> [To do]: In full and without deviation, write out the entries that follow.

> [Exercise input]:
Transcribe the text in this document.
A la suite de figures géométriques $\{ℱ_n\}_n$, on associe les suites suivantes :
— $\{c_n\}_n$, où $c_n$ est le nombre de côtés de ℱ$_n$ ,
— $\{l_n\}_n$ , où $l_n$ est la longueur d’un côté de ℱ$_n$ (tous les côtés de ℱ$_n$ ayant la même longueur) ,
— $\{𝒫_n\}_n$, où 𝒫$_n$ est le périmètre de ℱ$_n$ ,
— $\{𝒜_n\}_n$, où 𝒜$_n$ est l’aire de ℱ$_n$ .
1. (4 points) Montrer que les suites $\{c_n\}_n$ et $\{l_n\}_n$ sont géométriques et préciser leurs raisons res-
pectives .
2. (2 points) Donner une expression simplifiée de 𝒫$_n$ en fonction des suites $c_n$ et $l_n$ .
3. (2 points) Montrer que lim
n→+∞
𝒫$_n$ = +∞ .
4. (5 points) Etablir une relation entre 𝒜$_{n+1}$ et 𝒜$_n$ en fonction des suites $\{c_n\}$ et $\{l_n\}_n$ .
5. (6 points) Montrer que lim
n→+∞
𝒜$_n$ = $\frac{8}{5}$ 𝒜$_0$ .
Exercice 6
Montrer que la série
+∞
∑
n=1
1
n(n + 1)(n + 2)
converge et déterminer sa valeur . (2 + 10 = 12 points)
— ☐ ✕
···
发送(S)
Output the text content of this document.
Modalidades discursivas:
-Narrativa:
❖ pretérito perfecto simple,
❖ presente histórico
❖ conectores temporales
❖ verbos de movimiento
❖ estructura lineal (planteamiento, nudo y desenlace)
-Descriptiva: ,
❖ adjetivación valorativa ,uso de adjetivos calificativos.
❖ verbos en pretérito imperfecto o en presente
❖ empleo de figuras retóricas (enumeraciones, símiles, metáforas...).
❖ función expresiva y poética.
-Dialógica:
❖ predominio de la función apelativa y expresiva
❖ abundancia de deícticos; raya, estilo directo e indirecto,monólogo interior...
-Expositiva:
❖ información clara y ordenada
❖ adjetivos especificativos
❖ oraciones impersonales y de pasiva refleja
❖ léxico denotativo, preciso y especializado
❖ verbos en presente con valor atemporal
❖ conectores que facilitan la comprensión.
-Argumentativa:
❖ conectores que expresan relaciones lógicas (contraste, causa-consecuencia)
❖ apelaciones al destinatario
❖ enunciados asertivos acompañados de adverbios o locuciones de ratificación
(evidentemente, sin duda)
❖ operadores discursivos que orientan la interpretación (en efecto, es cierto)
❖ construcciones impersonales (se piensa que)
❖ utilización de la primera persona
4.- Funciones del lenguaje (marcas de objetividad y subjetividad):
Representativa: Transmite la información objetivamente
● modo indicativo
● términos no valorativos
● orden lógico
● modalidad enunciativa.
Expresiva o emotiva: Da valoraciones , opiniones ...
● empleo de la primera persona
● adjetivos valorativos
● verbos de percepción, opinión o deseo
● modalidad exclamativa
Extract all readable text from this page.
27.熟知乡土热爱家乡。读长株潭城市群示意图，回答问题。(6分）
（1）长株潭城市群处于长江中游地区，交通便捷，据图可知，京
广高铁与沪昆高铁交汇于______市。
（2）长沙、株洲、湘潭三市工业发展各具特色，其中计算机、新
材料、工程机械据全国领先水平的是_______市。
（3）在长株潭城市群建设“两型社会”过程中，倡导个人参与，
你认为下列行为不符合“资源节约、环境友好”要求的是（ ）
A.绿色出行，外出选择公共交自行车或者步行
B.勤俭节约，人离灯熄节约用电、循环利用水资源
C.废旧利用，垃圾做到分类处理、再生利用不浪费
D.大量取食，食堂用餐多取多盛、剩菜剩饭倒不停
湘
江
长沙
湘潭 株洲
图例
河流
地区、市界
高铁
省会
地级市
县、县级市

> [Expected output]:
Transcribe the text in this document.
A la suite de figures géométriques $\{ℱ_n\}_n$, on associe les suites suivantes :
— $\{c_n\}_n$, où $c_n$ est le nombre de côtés de ℱ$_n$ ,
— $\{l_n\}_n$ , où $l_n$ est la longueur d’un côté de ℱ$_n$ (tous les côtés de ℱ$_n$ ayant la même longueur) ,
— $\{𝒫_n\}_n$, où 𝒫$_n$ est le périmètre de ℱ$_n$ ,
— $\{𝒜_n\}_n$, où 𝒜$_n$ est l’aire de ℱ$_n$ .
1. (4 points) Montrer que les suites $\{c_n\}_n$ et $\{l_n\}_n$ sont géométriques et préciser leurs raisons res-
pectives .
2. (2 points) Donner une expression simplifiée de 𝒫$_n$ en fonction des suites $c_n$ et $l_n$ .
3. (2 points) Montrer que lim
n→+∞
𝒫$_n$ = +∞ .
4. (5 points) Etablir une relation entre 𝒜$_{n+1}$ et 𝒜$_n$ en fonction des suites $\{c_n\}$ et $\{l_n\}_n$ .
5. (6 points) Montrer que lim
n→+∞
𝒜$_n$ = $\frac{8}{5}$ 𝒜$_0$ .
Exercice 6
Montrer que la série
+∞
∑
n=1
1
n(n + 1)(n + 2)
converge et déterminer sa valeur . (2 + 10 = 12 points)
— ☐ ✕
···
发送(S)
Output the text content of this document.
Modalidades discursivas:
-Narrativa:
❖ pretérito perfecto simple,
❖ presente histórico
❖ conectores temporales
❖ verbos de movimiento
❖ estructura lineal (planteamiento, nudo y desenlace)
-Descriptiva: ,
❖ adjetivación valorativa ,uso de adjetivos calificativos.
❖ verbos en pretérito imperfecto o en presente
❖ empleo de figuras retóricas (enumeraciones, símiles, metáforas...).
❖ función expresiva y poética.
-Dialógica:
❖ predominio de la función apelativa y expresiva
❖ abundancia de deícticos; raya, estilo directo e indirecto,monólogo interior...
-Expositiva:
❖ información clara y ordenada
❖ adjetivos especificativos
❖ oraciones impersonales y de pasiva refleja
❖ léxico denotativo, preciso y especializado
❖ verbos en presente con valor atemporal
❖ conectores que facilitan la comprensión.
-Argumentativa:
❖ conectores que expresan relaciones lógicas (contraste, causa-consecuencia)
❖ apelaciones al destinatario
❖ enunciados asertivos acompañados de adverbios o locuciones de ratificación
(evidentemente, sin duda)
❖ operadores discursivos que orientan la interpretación (en efecto, es cierto)
❖ construcciones impersonales (se piensa que)
❖ utilización de la primera persona
4.- Funciones del lenguaje (marcas de objetividad y subjetividad):
Representativa: Transmite la información objetivamente
● modo indicativo
● términos no valorativos
● orden lógico
● modalidad enunciativa.
Expresiva o emotiva: Da valoraciones , opiniones ...
● empleo de la primera persona
● adjetivos valorativos
● verbos de percepción, opinión o deseo
● modalidad exclamativa
Extract all readable text from this page.
27.熟知乡土热爱家乡。读长株潭城市群示意图，回答问题。(6分）
（1）长株潭城市群处于长江中游地区，交通便捷，据图可知，京
广高铁与沪昆高铁交汇于______市。
（2）长沙、株洲、湘潭三市工业发展各具特色，其中计算机、新
材料、工程机械据全国领先水平的是_______市。
（3）在长株潭城市群建设“两型社会”过程中，倡导个人参与，
你认为下列行为不符合“资源节约、环境友好”要求的是（ ）
A.绿色出行，外出选择公共交自行车或者步行
B.勤俭节约，人离灯熄节约用电、循环利用水资源
C.废旧利用，垃圾做到分类处理、再生利用不浪费
D.大量取食，食堂用餐多取多盛、剩菜剩饭倒不停
湘
江
长沙
湘潭 株洲
图例
河流
地区、市界
高铁
省会
地级市
县、县级市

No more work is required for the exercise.